WHAT IS REQUIRED
Copy every line in which the string "panel" occurs.

-- Start STORED ROWS --

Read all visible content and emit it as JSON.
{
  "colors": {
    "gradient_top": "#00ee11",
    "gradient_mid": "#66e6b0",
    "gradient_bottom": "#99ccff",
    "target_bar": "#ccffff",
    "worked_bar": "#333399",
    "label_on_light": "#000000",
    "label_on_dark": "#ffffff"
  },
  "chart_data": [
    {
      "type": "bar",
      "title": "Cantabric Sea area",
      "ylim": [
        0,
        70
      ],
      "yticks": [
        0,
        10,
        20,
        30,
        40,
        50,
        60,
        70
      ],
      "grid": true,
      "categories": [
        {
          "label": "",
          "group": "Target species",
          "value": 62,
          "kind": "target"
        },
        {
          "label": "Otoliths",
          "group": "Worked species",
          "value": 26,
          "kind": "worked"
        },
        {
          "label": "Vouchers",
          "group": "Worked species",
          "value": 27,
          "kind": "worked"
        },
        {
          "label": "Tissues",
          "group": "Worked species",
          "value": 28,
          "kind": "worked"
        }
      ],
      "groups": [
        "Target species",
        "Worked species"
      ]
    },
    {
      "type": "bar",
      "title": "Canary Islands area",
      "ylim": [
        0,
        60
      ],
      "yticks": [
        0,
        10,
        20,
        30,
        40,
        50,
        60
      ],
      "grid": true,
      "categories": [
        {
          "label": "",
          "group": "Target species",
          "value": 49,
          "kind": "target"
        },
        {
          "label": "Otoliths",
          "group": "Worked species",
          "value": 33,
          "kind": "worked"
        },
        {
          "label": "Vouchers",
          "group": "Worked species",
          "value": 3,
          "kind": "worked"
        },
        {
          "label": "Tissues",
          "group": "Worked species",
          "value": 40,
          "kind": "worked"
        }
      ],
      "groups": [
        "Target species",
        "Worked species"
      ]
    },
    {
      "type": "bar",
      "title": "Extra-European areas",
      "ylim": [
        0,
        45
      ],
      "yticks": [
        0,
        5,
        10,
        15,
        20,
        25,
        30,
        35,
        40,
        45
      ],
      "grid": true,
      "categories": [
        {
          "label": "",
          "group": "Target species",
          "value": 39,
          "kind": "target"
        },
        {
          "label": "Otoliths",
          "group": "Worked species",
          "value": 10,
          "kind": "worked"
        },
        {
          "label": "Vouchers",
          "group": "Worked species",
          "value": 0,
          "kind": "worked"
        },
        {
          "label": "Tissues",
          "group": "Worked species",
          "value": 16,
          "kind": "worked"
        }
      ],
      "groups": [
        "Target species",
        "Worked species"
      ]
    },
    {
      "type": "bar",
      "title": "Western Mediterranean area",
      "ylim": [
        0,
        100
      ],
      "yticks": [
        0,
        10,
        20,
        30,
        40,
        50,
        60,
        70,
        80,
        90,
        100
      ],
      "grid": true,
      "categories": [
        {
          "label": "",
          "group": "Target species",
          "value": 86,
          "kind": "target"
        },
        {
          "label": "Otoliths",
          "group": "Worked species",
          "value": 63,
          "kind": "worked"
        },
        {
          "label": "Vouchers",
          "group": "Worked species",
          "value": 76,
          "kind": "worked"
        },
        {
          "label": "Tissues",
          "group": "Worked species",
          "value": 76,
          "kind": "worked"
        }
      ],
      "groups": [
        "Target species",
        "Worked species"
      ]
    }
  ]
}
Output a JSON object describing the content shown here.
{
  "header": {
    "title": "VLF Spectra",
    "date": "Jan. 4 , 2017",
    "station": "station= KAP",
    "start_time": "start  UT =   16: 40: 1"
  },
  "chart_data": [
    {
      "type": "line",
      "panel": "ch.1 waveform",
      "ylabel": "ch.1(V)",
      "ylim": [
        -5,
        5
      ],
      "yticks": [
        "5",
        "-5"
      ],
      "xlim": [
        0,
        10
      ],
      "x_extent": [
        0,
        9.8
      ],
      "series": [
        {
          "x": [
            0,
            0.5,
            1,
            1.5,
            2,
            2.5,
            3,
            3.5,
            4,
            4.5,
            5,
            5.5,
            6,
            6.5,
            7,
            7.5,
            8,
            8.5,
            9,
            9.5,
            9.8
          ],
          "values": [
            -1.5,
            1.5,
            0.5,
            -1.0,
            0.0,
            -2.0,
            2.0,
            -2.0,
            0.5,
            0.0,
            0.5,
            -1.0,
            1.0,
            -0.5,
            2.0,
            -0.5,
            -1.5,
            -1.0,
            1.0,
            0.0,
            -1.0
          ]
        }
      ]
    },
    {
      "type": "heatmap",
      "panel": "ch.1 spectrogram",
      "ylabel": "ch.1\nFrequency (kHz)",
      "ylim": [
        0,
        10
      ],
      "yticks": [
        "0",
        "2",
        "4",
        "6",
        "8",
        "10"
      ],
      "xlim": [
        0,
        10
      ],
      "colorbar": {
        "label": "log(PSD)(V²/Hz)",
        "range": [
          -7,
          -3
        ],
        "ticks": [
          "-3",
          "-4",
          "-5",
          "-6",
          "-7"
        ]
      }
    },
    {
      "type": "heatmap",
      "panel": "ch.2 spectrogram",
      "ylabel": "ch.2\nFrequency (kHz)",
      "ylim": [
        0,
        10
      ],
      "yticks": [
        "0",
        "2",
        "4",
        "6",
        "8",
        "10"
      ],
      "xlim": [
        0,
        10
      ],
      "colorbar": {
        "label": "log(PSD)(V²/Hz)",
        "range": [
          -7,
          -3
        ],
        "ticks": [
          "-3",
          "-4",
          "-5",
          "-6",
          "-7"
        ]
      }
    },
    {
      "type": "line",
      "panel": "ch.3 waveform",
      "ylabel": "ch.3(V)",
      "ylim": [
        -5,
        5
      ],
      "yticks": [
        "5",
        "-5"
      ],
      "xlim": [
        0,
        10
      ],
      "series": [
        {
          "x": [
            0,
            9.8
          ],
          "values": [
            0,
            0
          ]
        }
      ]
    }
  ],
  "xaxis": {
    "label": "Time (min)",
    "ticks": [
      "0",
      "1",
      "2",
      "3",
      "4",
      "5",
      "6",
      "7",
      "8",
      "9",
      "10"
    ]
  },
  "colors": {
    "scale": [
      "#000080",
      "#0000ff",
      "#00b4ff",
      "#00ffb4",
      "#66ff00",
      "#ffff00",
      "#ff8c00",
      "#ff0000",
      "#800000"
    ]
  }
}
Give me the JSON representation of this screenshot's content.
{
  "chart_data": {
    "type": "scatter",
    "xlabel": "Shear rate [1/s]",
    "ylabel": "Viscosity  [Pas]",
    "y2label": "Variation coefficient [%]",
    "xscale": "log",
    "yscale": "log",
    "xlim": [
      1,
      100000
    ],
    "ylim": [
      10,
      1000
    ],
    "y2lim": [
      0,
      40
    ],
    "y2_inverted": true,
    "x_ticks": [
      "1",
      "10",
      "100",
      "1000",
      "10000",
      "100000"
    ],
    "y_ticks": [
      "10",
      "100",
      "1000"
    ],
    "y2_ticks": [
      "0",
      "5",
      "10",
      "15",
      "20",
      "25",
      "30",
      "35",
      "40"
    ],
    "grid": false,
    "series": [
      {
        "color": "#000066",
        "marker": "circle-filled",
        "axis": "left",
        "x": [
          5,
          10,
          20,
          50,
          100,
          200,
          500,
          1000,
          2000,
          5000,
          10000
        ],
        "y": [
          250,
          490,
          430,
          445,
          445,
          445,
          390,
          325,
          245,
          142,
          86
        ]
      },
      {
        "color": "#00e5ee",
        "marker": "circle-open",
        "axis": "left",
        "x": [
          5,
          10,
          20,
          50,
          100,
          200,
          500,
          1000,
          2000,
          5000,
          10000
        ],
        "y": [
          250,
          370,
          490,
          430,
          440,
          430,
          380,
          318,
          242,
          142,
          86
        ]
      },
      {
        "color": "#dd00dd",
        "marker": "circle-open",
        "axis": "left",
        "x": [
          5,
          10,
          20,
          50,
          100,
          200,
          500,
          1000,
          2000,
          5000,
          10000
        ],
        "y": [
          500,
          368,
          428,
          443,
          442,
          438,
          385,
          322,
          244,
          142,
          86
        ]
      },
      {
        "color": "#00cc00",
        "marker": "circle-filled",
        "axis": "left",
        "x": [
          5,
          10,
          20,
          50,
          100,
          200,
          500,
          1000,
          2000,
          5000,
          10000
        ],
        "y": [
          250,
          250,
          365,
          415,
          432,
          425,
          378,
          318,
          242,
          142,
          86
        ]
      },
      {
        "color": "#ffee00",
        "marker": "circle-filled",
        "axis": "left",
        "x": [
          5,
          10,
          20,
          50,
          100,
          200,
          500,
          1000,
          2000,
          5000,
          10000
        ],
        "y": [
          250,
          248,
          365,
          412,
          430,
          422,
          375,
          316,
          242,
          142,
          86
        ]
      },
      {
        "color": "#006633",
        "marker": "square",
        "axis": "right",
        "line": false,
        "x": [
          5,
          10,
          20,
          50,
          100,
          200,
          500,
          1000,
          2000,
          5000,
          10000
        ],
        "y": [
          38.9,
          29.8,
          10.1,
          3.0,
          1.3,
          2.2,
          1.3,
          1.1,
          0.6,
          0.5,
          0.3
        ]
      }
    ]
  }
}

-- End STORED ROWS --

TASK RESPONSE
      "panel": "ch.1 waveform",
      "panel": "ch.1 spectrogram",
      "panel": "ch.2 spectrogram",
      "panel": "ch.3 waveform",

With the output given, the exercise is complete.